EXERCISE OBJECTIVE: Repeat each entry word for word. Leave any images out of the copy.

── TASK MATERIAL

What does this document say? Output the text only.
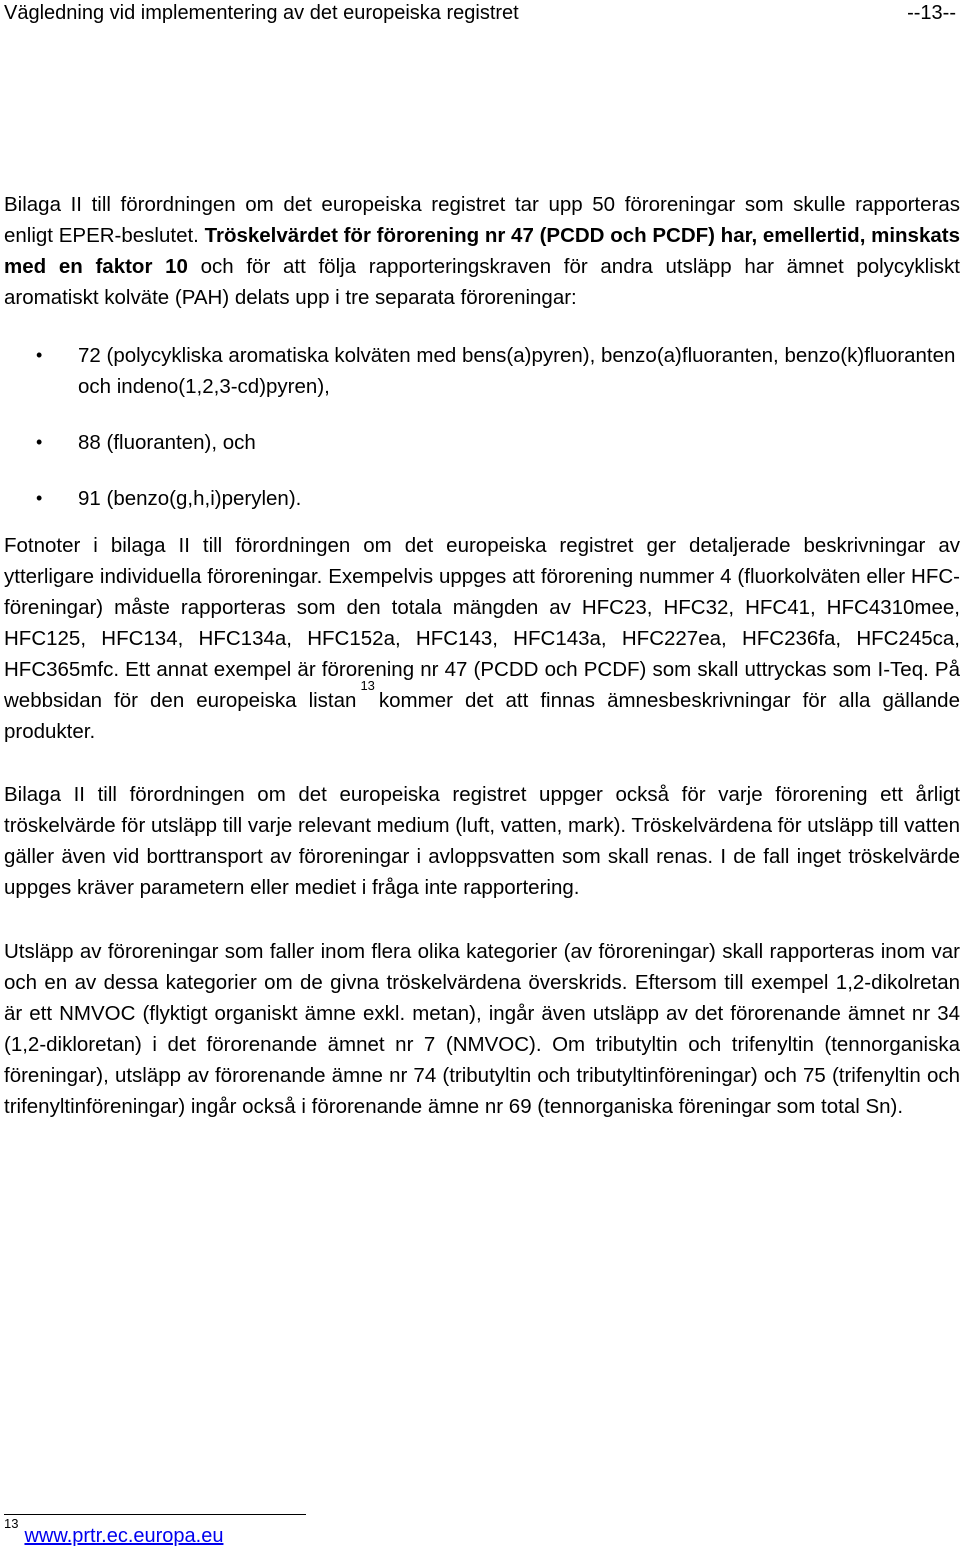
Vägledning vid implementering av det europeiska registret	--13--

Bilaga II till förordningen om det europeiska registret tar upp 50 föroreningar som skulle rapporteras enligt EPER-beslutet. Tröskelvärdet för förorening nr 47 (PCDD och PCDF) har, emellertid, minskats med en faktor 10 och för att följa rapporteringskraven för andra utsläpp har ämnet polycykliskt aromatiskt kolväte (PAH) delats upp i tre separata föroreningar:

• 72 (polycykliska aromatiska kolväten med bens(a)pyren), benzo(a)fluoranten, benzo(k)fluoranten och indeno(1,2,3-cd)pyren),
• 88 (fluoranten), och
• 91 (benzo(g,h,i)perylen).

Fotnoter i bilaga II till förordningen om det europeiska registret ger detaljerade beskrivningar av ytterligare individuella föroreningar. Exempelvis uppges att förorening nummer 4 (fluorkolväten eller HFC-föreningar) måste rapporteras som den totala mängden av HFC23, HFC32, HFC41, HFC4310mee, HFC125, HFC134, HFC134a, HFC152a, HFC143, HFC143a, HFC227ea, HFC236fa, HFC245ca, HFC365mfc. Ett annat exempel är förorening nr 47 (PCDD och PCDF) som skall uttryckas som I-Teq. På webbsidan för den europeiska listan$^{13}$kommer det att finnas ämnesbeskrivningar för alla gällande produkter.

Bilaga II till förordningen om det europeiska registret uppger också för varje förorening ett årligt tröskelvärde för utsläpp till varje relevant medium (luft, vatten, mark). Tröskelvärdena för utsläpp till vatten gäller även vid borttransport av föroreningar i avloppsvatten som skall renas. I de fall inget tröskelvärde uppges kräver parametern eller mediet i fråga inte rapportering.

Utsläpp av föroreningar som faller inom flera olika kategorier (av föroreningar) skall rapporteras inom var och en av dessa kategorier om de givna tröskelvärdena överskrids. Eftersom till exempel 1,2-dikolretan är ett NMVOC (flyktigt organiskt ämne exkl. metan), ingår även utsläpp av det förorenande ämnet nr 34 (1,2-dikloretan) i det förorenande ämnet nr 7 (NMVOC). Om tributyltin och trifenyltin (tennorganiska föreningar), utsläpp av förorenande ämne nr 74 (tributyltin och tributyltinföreningar) och 75 (trifenyltin och trifenyltinföreningar) ingår också i förorenande ämne nr 69 (tennorganiska föreningar som total Sn).

$^{13}$www.prtr.ec.europa.eu
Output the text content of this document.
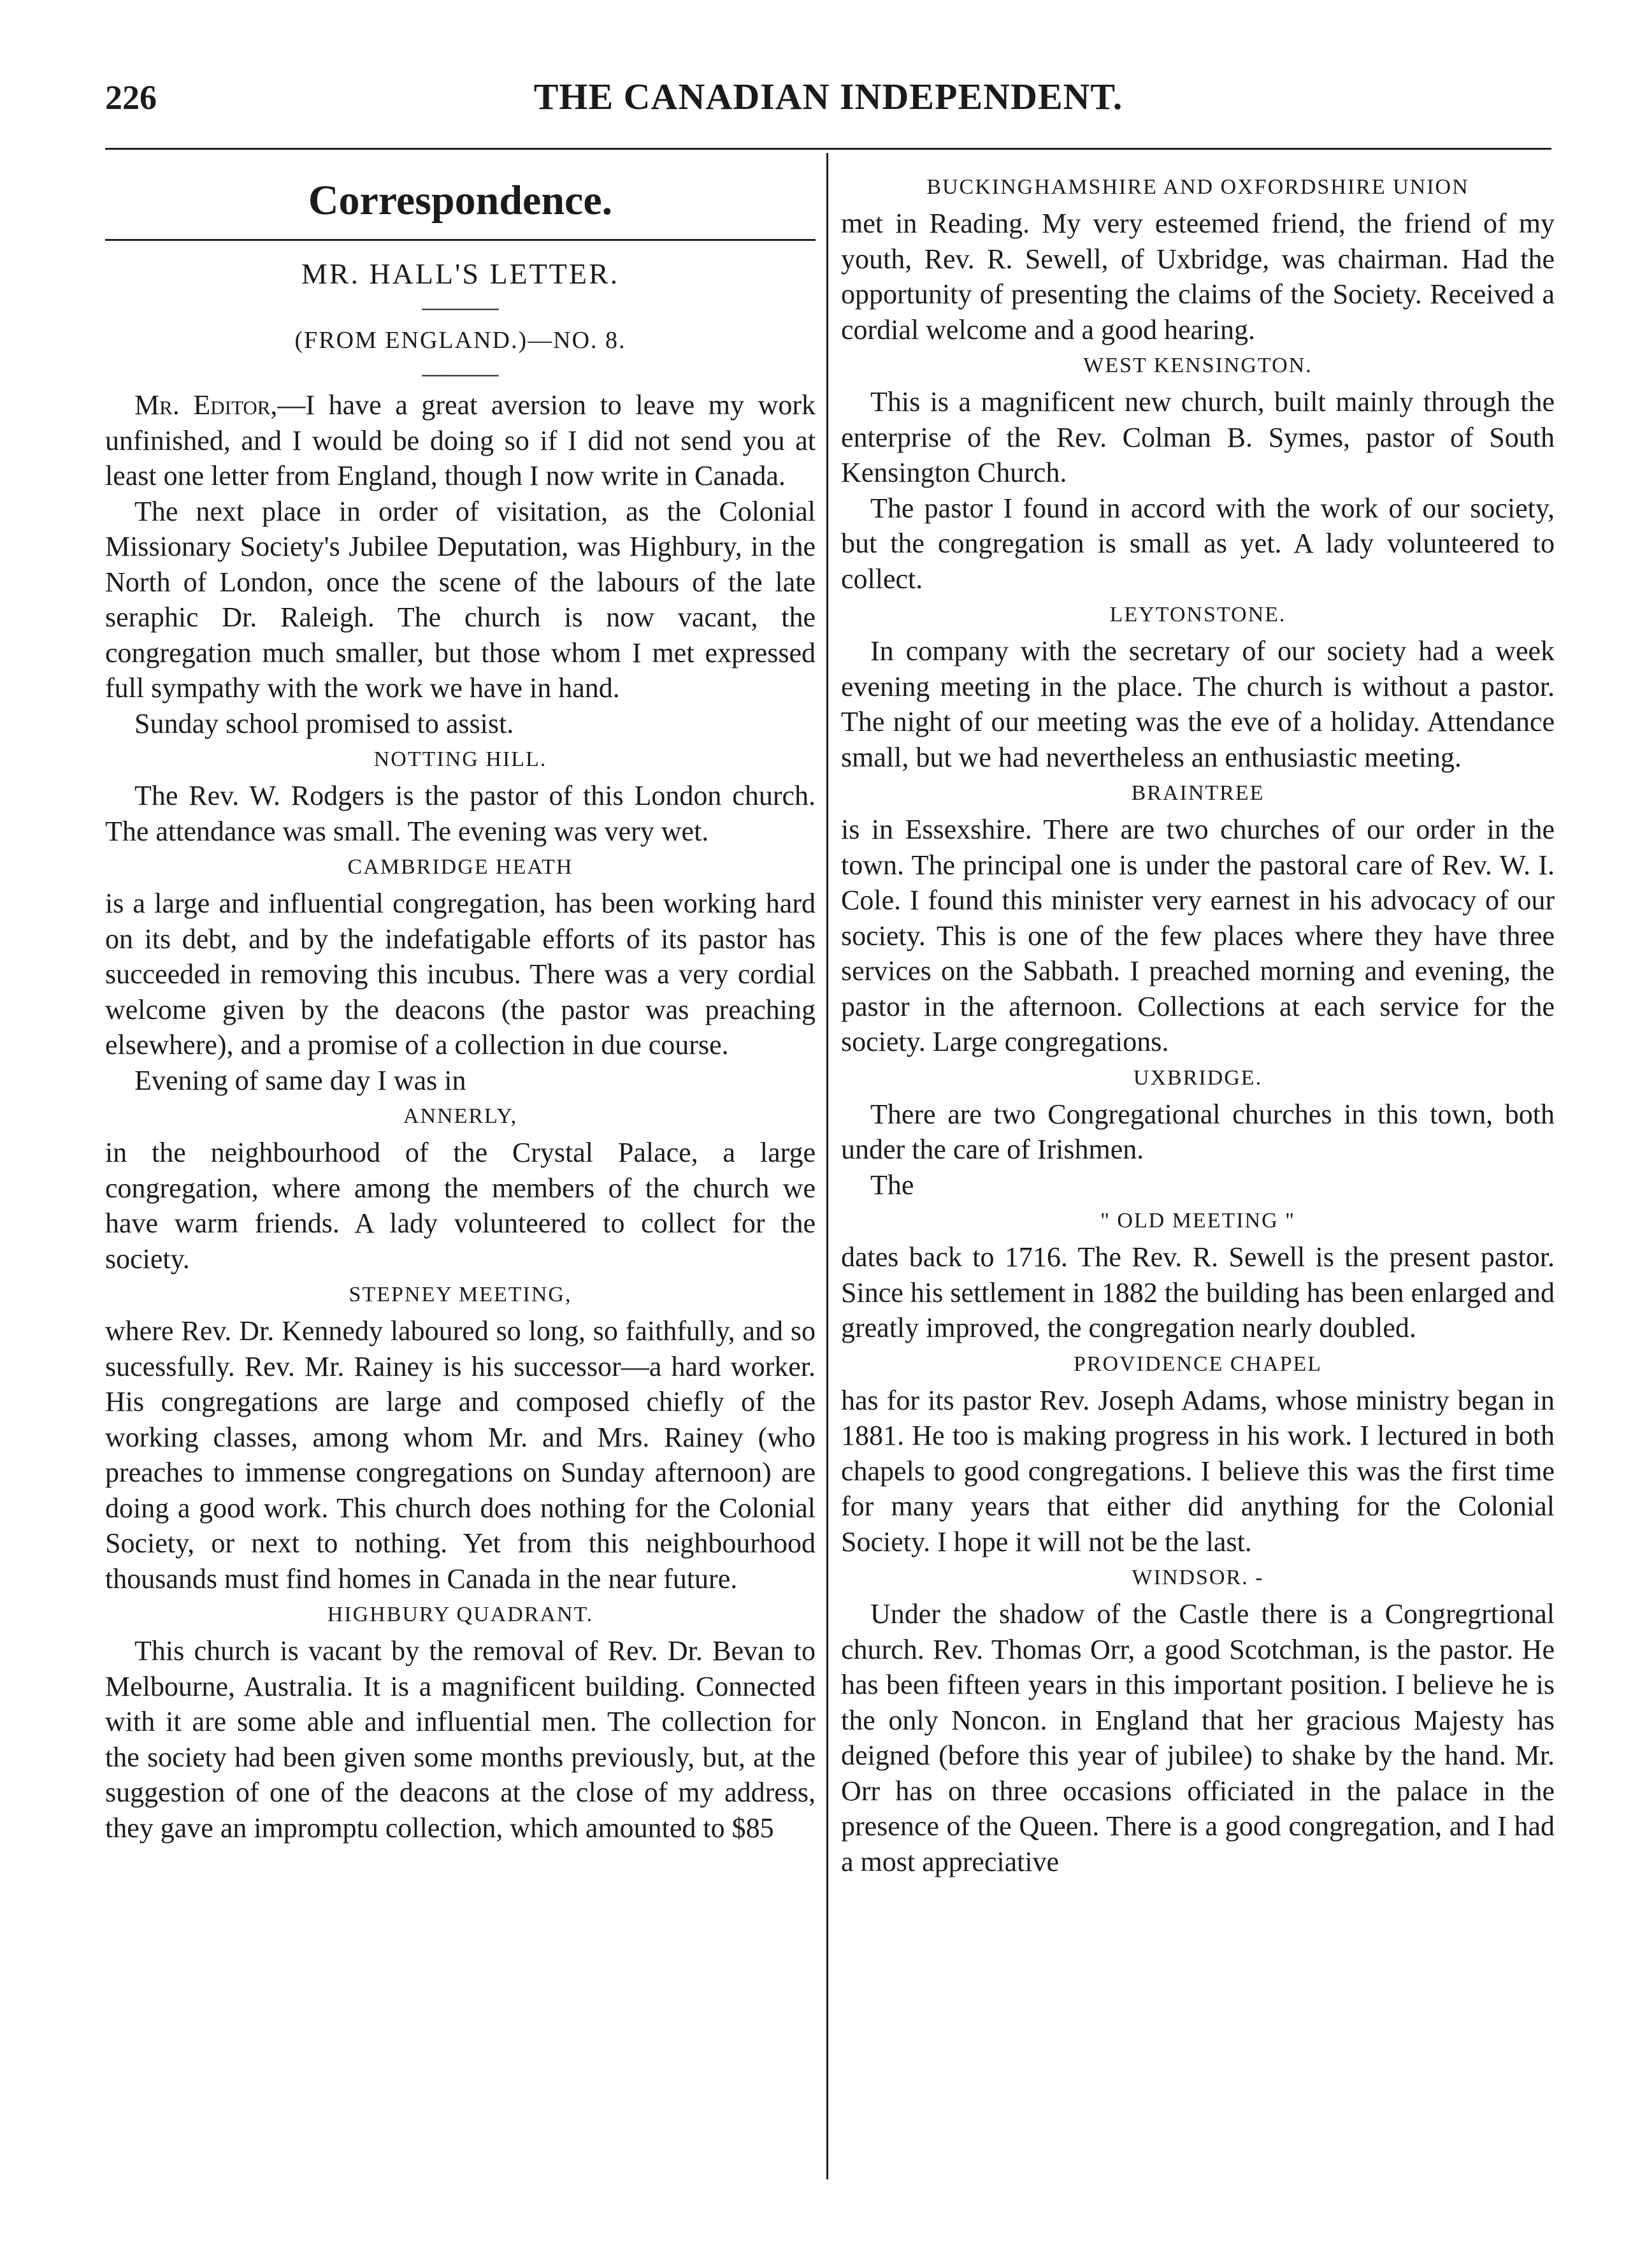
226	THE CANADIAN INDEPENDENT.
Correspondence.
MR. HALL'S LETTER.
———
(FROM ENGLAND.)—NO. 8.
———

Mr. Editor,—I have a great aversion to leave my work unfinished, and I would be doing so if I did not send you at least one letter from England, though I now write in Canada.

The next place in order of visitation, as the Colonial Missionary Society's Jubilee Deputation, was Highbury, in the North of London, once the scene of the labours of the late seraphic Dr. Raleigh. The church is now vacant, the congregation much smaller, but those whom I met expressed full sympathy with the work we have in hand.

Sunday school promised to assist.

NOTTING HILL.

The Rev. W. Rodgers is the pastor of this London church. The attendance was small. The evening was very wet.

CAMBRIDGE HEATH

is a large and influential congregation, has been working hard on its debt, and by the indefatigable efforts of its pastor has succeeded in removing this incubus. There was a very cordial welcome given by the deacons (the pastor was preaching elsewhere), and a promise of a collection in due course.

Evening of same day I was in

ANNERLY,

in the neighbourhood of the Crystal Palace, a large congregation, where among the members of the church we have warm friends. A lady volunteered to collect for the society.

STEPNEY MEETING,

where Rev. Dr. Kennedy laboured so long, so faithfully, and so sucessfully. Rev. Mr. Rainey is his successor—a hard worker. His congregations are large and composed chiefly of the working classes, among whom Mr. and Mrs. Rainey (who preaches to immense congregations on Sunday afternoon) are doing a good work. This church does nothing for the Colonial Society, or next to nothing. Yet from this neighbourhood thousands must find homes in Canada in the near future.

HIGHBURY QUADRANT.

This church is vacant by the removal of Rev. Dr. Bevan to Melbourne, Australia. It is a magnificent building. Connected with it are some able and influential men. The collection for the society had been given some months previously, but, at the suggestion of one of the deacons at the close of my address, they gave an impromptu collection, which amounted to $85

BUCKINGHAMSHIRE AND OXFORDSHIRE UNION

met in Reading. My very esteemed friend, the friend of my youth, Rev. R. Sewell, of Uxbridge, was chairman. Had the opportunity of presenting the claims of the Society. Received a cordial welcome and a good hearing.

WEST KENSINGTON.

This is a magnificent new church, built mainly through the enterprise of the Rev. Colman B. Symes, pastor of South Kensington Church.

The pastor I found in accord with the work of our society, but the congregation is small as yet. A lady volunteered to collect.

LEYTONSTONE.

In company with the secretary of our society had a week evening meeting in the place. The church is without a pastor. The night of our meeting was the eve of a holiday. Attendance small, but we had nevertheless an enthusiastic meeting.

BRAINTREE

is in Essexshire. There are two churches of our order in the town. The principal one is under the pastoral care of Rev. W. I. Cole. I found this minister very earnest in his advocacy of our society. This is one of the few places where they have three services on the Sabbath. I preached morning and evening, the pastor in the afternoon. Collections at each service for the society. Large congregations.

UXBRIDGE.

There are two Congregational churches in this town, both under the care of Irishmen.

The

" OLD MEETING "

dates back to 1716. The Rev. R. Sewell is the present pastor. Since his settlement in 1882 the building has been enlarged and greatly improved, the congregation nearly doubled.

PROVIDENCE CHAPEL

has for its pastor Rev. Joseph Adams, whose ministry began in 1881. He too is making progress in his work. I lectured in both chapels to good congregations. I believe this was the first time for many years that either did anything for the Colonial Society. I hope it will not be the last.

WINDSOR. -

Under the shadow of the Castle there is a Congregrtional church. Rev. Thomas Orr, a good Scotchman, is the pastor. He has been fifteen years in this important position. I believe he is the only Noncon. in England that her gracious Majesty has deigned (before this year of jubilee) to shake by the hand. Mr. Orr has on three occasions officiated in the palace in the presence of the Queen. There is a good congregation, and I had a most appreciative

────

SOLUTION TO THIS PROBLEM:
What does this document say? Output the text only.
Vägledning vid implementering av det europeiska registret	--13--

Bilaga II till förordningen om det europeiska registret tar upp 50 föroreningar som skulle rapporteras enligt EPER-beslutet. Tröskelvärdet för förorening nr 47 (PCDD och PCDF) har, emellertid, minskats med en faktor 10 och för att följa rapporteringskraven för andra utsläpp har ämnet polycykliskt aromatiskt kolväte (PAH) delats upp i tre separata föroreningar:

• 72 (polycykliska aromatiska kolväten med bens(a)pyren), benzo(a)fluoranten, benzo(k)fluoranten och indeno(1,2,3-cd)pyren),
• 88 (fluoranten), och
• 91 (benzo(g,h,i)perylen).

Fotnoter i bilaga II till förordningen om det europeiska registret ger detaljerade beskrivningar av ytterligare individuella föroreningar. Exempelvis uppges att förorening nummer 4 (fluorkolväten eller HFC-föreningar) måste rapporteras som den totala mängden av HFC23, HFC32, HFC41, HFC4310mee, HFC125, HFC134, HFC134a, HFC152a, HFC143, HFC143a, HFC227ea, HFC236fa, HFC245ca, HFC365mfc. Ett annat exempel är förorening nr 47 (PCDD och PCDF) som skall uttryckas som I-Teq. På webbsidan för den europeiska listan$^{13}$kommer det att finnas ämnesbeskrivningar för alla gällande produkter.

Bilaga II till förordningen om det europeiska registret uppger också för varje förorening ett årligt tröskelvärde för utsläpp till varje relevant medium (luft, vatten, mark). Tröskelvärdena för utsläpp till vatten gäller även vid borttransport av föroreningar i avloppsvatten som skall renas. I de fall inget tröskelvärde uppges kräver parametern eller mediet i fråga inte rapportering.

Utsläpp av föroreningar som faller inom flera olika kategorier (av föroreningar) skall rapporteras inom var och en av dessa kategorier om de givna tröskelvärdena överskrids. Eftersom till exempel 1,2-dikolretan är ett NMVOC (flyktigt organiskt ämne exkl. metan), ingår även utsläpp av det förorenande ämnet nr 34 (1,2-dikloretan) i det förorenande ämnet nr 7 (NMVOC). Om tributyltin och trifenyltin (tennorganiska föreningar), utsläpp av förorenande ämne nr 74 (tributyltin och tributyltinföreningar) och 75 (trifenyltin och trifenyltinföreningar) ingår också i förorenande ämne nr 69 (tennorganiska föreningar som total Sn).

$^{13}$www.prtr.ec.europa.eu
Output the text content of this document.
226	THE CANADIAN INDEPENDENT.
Correspondence.
MR. HALL'S LETTER.
———
(FROM ENGLAND.)—NO. 8.
———

Mr. Editor,—I have a great aversion to leave my work unfinished, and I would be doing so if I did not send you at least one letter from England, though I now write in Canada.

The next place in order of visitation, as the Colonial Missionary Society's Jubilee Deputation, was Highbury, in the North of London, once the scene of the labours of the late seraphic Dr. Raleigh. The church is now vacant, the congregation much smaller, but those whom I met expressed full sympathy with the work we have in hand.

Sunday school promised to assist.

NOTTING HILL.

The Rev. W. Rodgers is the pastor of this London church. The attendance was small. The evening was very wet.

CAMBRIDGE HEATH

is a large and influential congregation, has been working hard on its debt, and by the indefatigable efforts of its pastor has succeeded in removing this incubus. There was a very cordial welcome given by the deacons (the pastor was preaching elsewhere), and a promise of a collection in due course.

Evening of same day I was in

ANNERLY,

in the neighbourhood of the Crystal Palace, a large congregation, where among the members of the church we have warm friends. A lady volunteered to collect for the society.

STEPNEY MEETING,

where Rev. Dr. Kennedy laboured so long, so faithfully, and so sucessfully. Rev. Mr. Rainey is his successor—a hard worker. His congregations are large and composed chiefly of the working classes, among whom Mr. and Mrs. Rainey (who preaches to immense congregations on Sunday afternoon) are doing a good work. This church does nothing for the Colonial Society, or next to nothing. Yet from this neighbourhood thousands must find homes in Canada in the near future.

HIGHBURY QUADRANT.

This church is vacant by the removal of Rev. Dr. Bevan to Melbourne, Australia. It is a magnificent building. Connected with it are some able and influential men. The collection for the society had been given some months previously, but, at the suggestion of one of the deacons at the close of my address, they gave an impromptu collection, which amounted to $85

BUCKINGHAMSHIRE AND OXFORDSHIRE UNION

met in Reading. My very esteemed friend, the friend of my youth, Rev. R. Sewell, of Uxbridge, was chairman. Had the opportunity of presenting the claims of the Society. Received a cordial welcome and a good hearing.

WEST KENSINGTON.

This is a magnificent new church, built mainly through the enterprise of the Rev. Colman B. Symes, pastor of South Kensington Church.

The pastor I found in accord with the work of our society, but the congregation is small as yet. A lady volunteered to collect.

LEYTONSTONE.

In company with the secretary of our society had a week evening meeting in the place. The church is without a pastor. The night of our meeting was the eve of a holiday. Attendance small, but we had nevertheless an enthusiastic meeting.

BRAINTREE

is in Essexshire. There are two churches of our order in the town. The principal one is under the pastoral care of Rev. W. I. Cole. I found this minister very earnest in his advocacy of our society. This is one of the few places where they have three services on the Sabbath. I preached morning and evening, the pastor in the afternoon. Collections at each service for the society. Large congregations.

UXBRIDGE.

There are two Congregational churches in this town, both under the care of Irishmen.

The

" OLD MEETING "

dates back to 1716. The Rev. R. Sewell is the present pastor. Since his settlement in 1882 the building has been enlarged and greatly improved, the congregation nearly doubled.

PROVIDENCE CHAPEL

has for its pastor Rev. Joseph Adams, whose ministry began in 1881. He too is making progress in his work. I lectured in both chapels to good congregations. I believe this was the first time for many years that either did anything for the Colonial Society. I hope it will not be the last.

WINDSOR. -

Under the shadow of the Castle there is a Congregrtional church. Rev. Thomas Orr, a good Scotchman, is the pastor. He has been fifteen years in this important position. I believe he is the only Noncon. in England that her gracious Majesty has deigned (before this year of jubilee) to shake by the hand. Mr. Orr has on three occasions officiated in the palace in the presence of the Queen. There is a good congregation, and I had a most appreciative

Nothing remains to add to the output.